* **Short task**
Copy out every line of the records where the string "nghiệp" occurs.

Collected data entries
** BEGIN **

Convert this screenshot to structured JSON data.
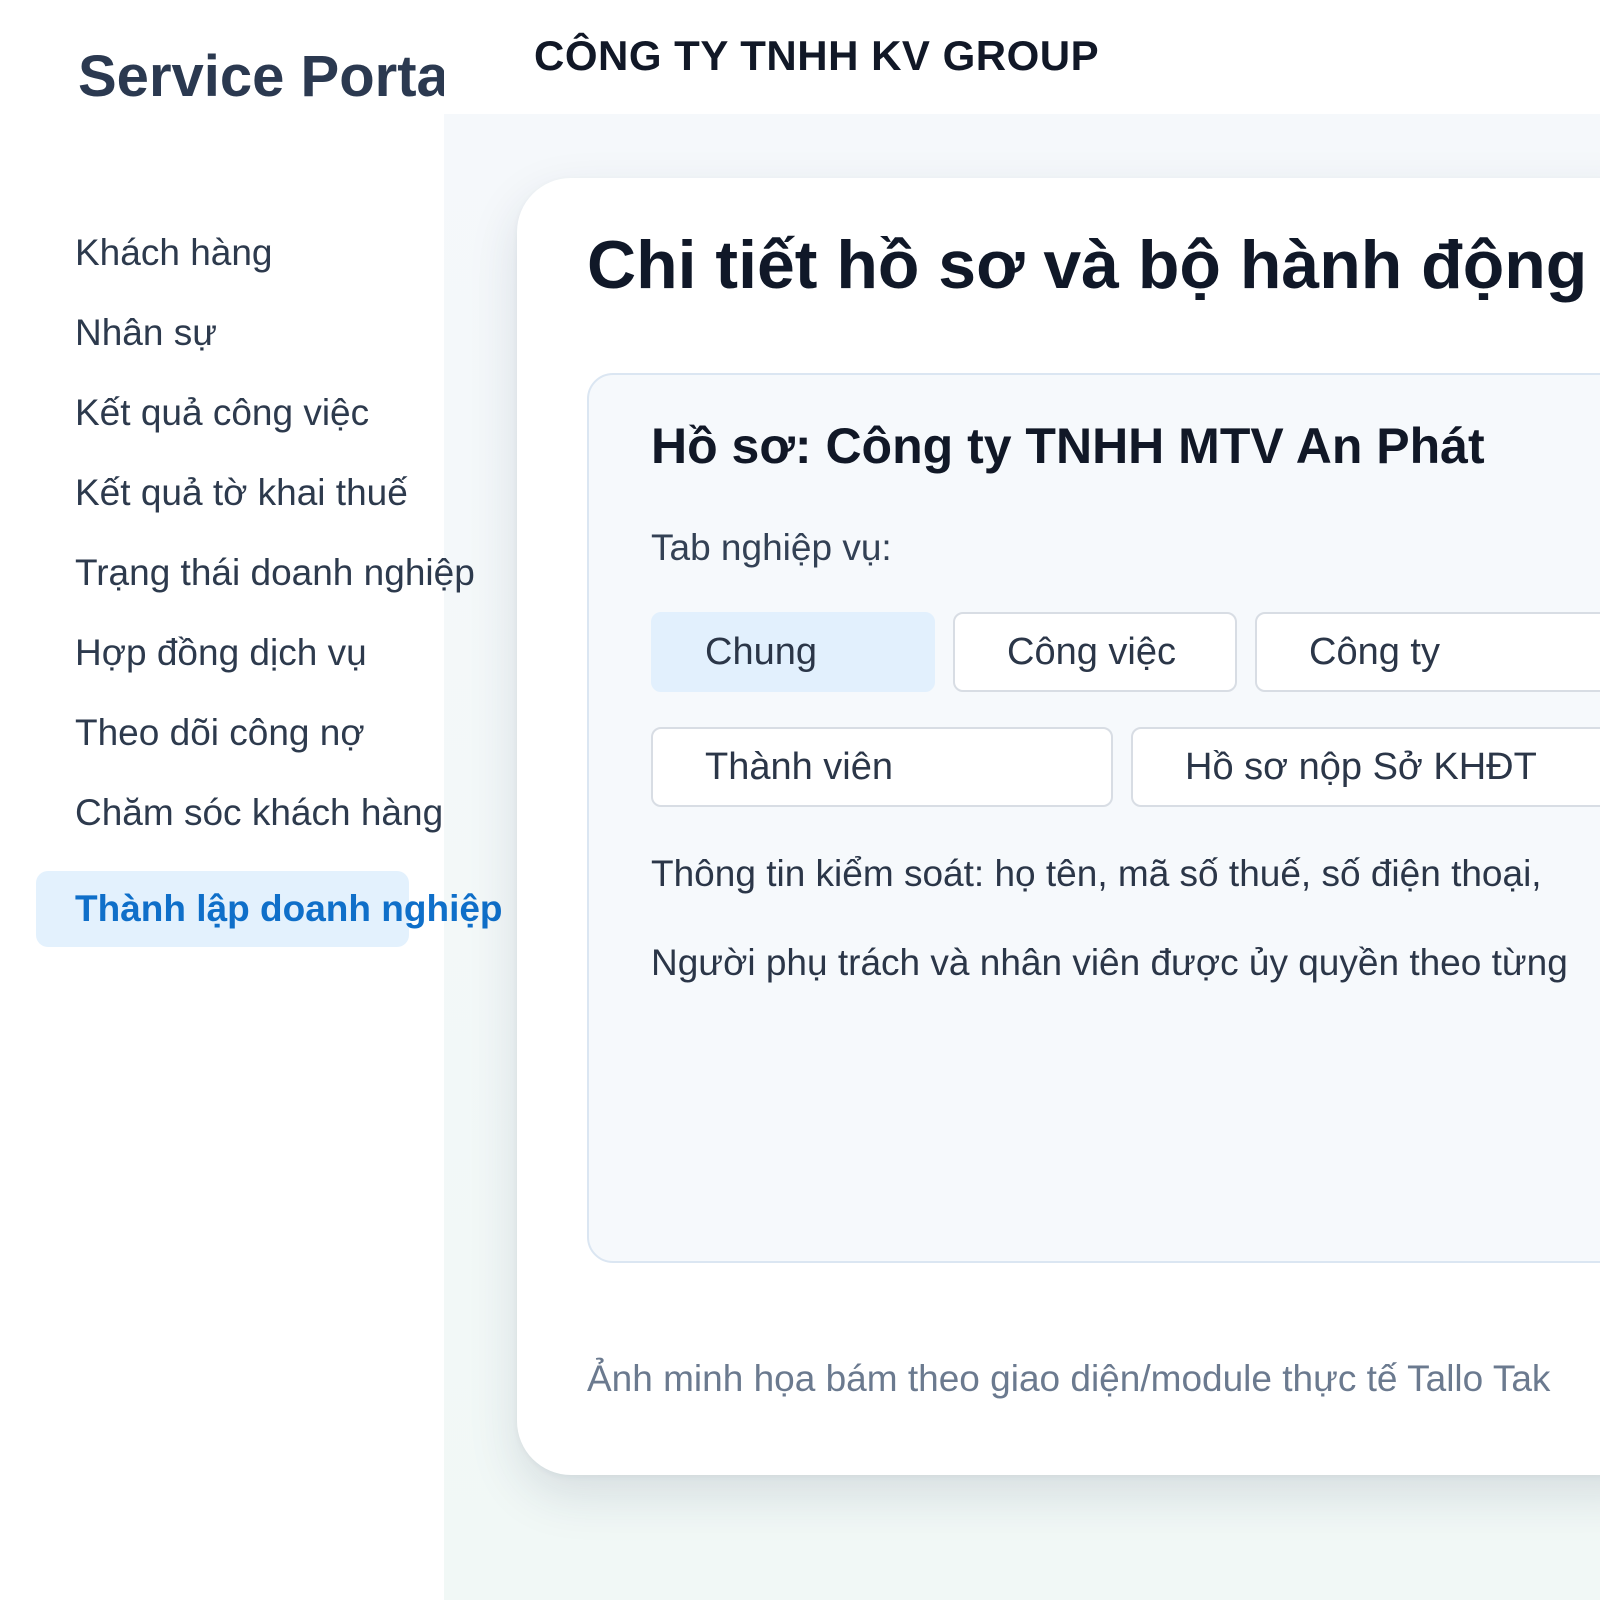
{
  "sidebar": {
    "brand": "Service Portal",
    "items": [
      {
        "label": "Khách hàng"
      },
      {
        "label": "Nhân sự"
      },
      {
        "label": "Kết quả công việc"
      },
      {
        "label": "Kết quả tờ khai thuế"
      },
      {
        "label": "Trạng thái doanh nghiệp"
      },
      {
        "label": "Hợp đồng dịch vụ"
      },
      {
        "label": "Theo dõi công nợ"
      },
      {
        "label": "Chăm sóc khách hàng"
      },
      {
        "label": "Thành lập doanh nghiệp"
      }
    ],
    "active_index": 8
  },
  "header": {
    "company": "CÔNG TY TNHH KV GROUP"
  },
  "main": {
    "title": "Chi tiết hồ sơ và bộ hành động",
    "profile": {
      "title": "Hồ sơ: Công ty TNHH MTV An Phát",
      "tabs_label": "Tab nghiệp vụ:",
      "tabs": [
        {
          "label": "Chung",
          "selected": true
        },
        {
          "label": "Công việc",
          "selected": false
        },
        {
          "label": "Công ty",
          "selected": false
        },
        {
          "label": "Thành viên",
          "selected": false
        },
        {
          "label": "Hồ sơ nộp Sở KHĐT",
          "selected": false
        }
      ],
      "info_lines": [
        "Thông tin kiểm soát: họ tên, mã số thuế, số điện thoại,",
        "Người phụ trách và nhân viên được ủy quyền theo từng"
      ]
    },
    "caption": "Ảnh minh họa bám theo giao diện/module thực tế Tallo Tak"
  },
  "colors": {
    "accent": "#0f6fc9",
    "active_bg": "#e3f1fd",
    "text_dark": "#101828",
    "caption": "#6b7a8f"
  }
}
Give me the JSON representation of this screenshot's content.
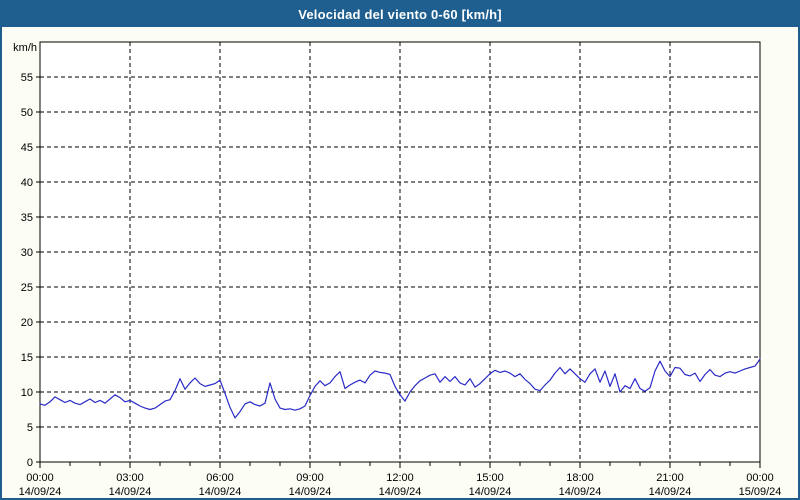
{
  "window": {
    "title": "Velocidad del viento 0-60 [km/h]"
  },
  "colors": {
    "title_bar": "#1e5f90",
    "border": "#1e5f90",
    "background": "#fcfdf5",
    "plot_background": "#ffffff",
    "grid": "#000000",
    "axis": "#000000",
    "line": "#2a2ac8",
    "title_text": "#ffffff",
    "tick_text": "#000000"
  },
  "chart_data": {
    "type": "line",
    "title": "Velocidad del viento 0-60 [km/h]",
    "ylabel": "km/h",
    "ylim": [
      0,
      60
    ],
    "ytick_step": 5,
    "ytick_labels": [
      "0",
      "5",
      "10",
      "15",
      "20",
      "25",
      "30",
      "35",
      "40",
      "45",
      "50",
      "55"
    ],
    "x_range_hours": [
      0,
      24
    ],
    "x_minor_tick_hours": 1,
    "x_major_ticks": [
      {
        "hour": 0,
        "time": "00:00",
        "date": "14/09/24"
      },
      {
        "hour": 3,
        "time": "03:00",
        "date": "14/09/24"
      },
      {
        "hour": 6,
        "time": "06:00",
        "date": "14/09/24"
      },
      {
        "hour": 9,
        "time": "09:00",
        "date": "14/09/24"
      },
      {
        "hour": 12,
        "time": "12:00",
        "date": "14/09/24"
      },
      {
        "hour": 15,
        "time": "15:00",
        "date": "14/09/24"
      },
      {
        "hour": 18,
        "time": "18:00",
        "date": "14/09/24"
      },
      {
        "hour": 21,
        "time": "21:00",
        "date": "14/09/24"
      },
      {
        "hour": 24,
        "time": "00:00",
        "date": "15/09/24"
      }
    ],
    "grid": "dashed",
    "legend": "none",
    "series": [
      {
        "name": "Velocidad del viento",
        "unit": "km/h",
        "start": "14/09/24 00:00",
        "interval_minutes": 10,
        "values": [
          8.3,
          8.1,
          8.6,
          9.3,
          8.9,
          8.5,
          8.8,
          8.4,
          8.2,
          8.6,
          9.0,
          8.5,
          8.8,
          8.4,
          9.0,
          9.6,
          9.2,
          8.6,
          8.8,
          8.4,
          8.0,
          7.7,
          7.5,
          7.7,
          8.2,
          8.7,
          8.9,
          10.2,
          11.9,
          10.4,
          11.3,
          12.0,
          11.2,
          10.8,
          11.0,
          11.2,
          11.7,
          9.8,
          7.8,
          6.3,
          7.2,
          8.3,
          8.6,
          8.2,
          8.0,
          8.4,
          11.3,
          9.0,
          7.7,
          7.5,
          7.6,
          7.4,
          7.6,
          8.0,
          9.5,
          10.8,
          11.6,
          10.9,
          11.3,
          12.2,
          12.9,
          10.5,
          11.0,
          11.4,
          11.7,
          11.3,
          12.4,
          13.0,
          12.8,
          12.7,
          12.5,
          10.8,
          9.6,
          8.7,
          10.0,
          10.9,
          11.6,
          12.0,
          12.4,
          12.6,
          11.4,
          12.2,
          11.5,
          12.2,
          11.3,
          11.0,
          11.9,
          10.7,
          11.2,
          11.9,
          12.6,
          13.1,
          12.8,
          13.0,
          12.7,
          12.2,
          12.6,
          11.8,
          11.2,
          10.4,
          10.2,
          11.0,
          11.7,
          12.7,
          13.5,
          12.6,
          13.3,
          12.6,
          11.9,
          11.4,
          12.6,
          13.3,
          11.4,
          13.0,
          10.8,
          12.6,
          10.0,
          10.9,
          10.5,
          11.9,
          10.5,
          10.1,
          10.6,
          13.0,
          14.4,
          13.0,
          12.2,
          13.5,
          13.4,
          12.5,
          12.3,
          12.7,
          11.5,
          12.5,
          13.2,
          12.4,
          12.2,
          12.7,
          12.9,
          12.7,
          13.0,
          13.3,
          13.5,
          13.7,
          14.7
        ]
      }
    ]
  }
}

** END **

* **Result of this task**
        "label": "Trạng thái doanh nghiệp"
        "label": "Thành lập doanh nghiệp"
      "tabs_label": "Tab nghiệp vụ:",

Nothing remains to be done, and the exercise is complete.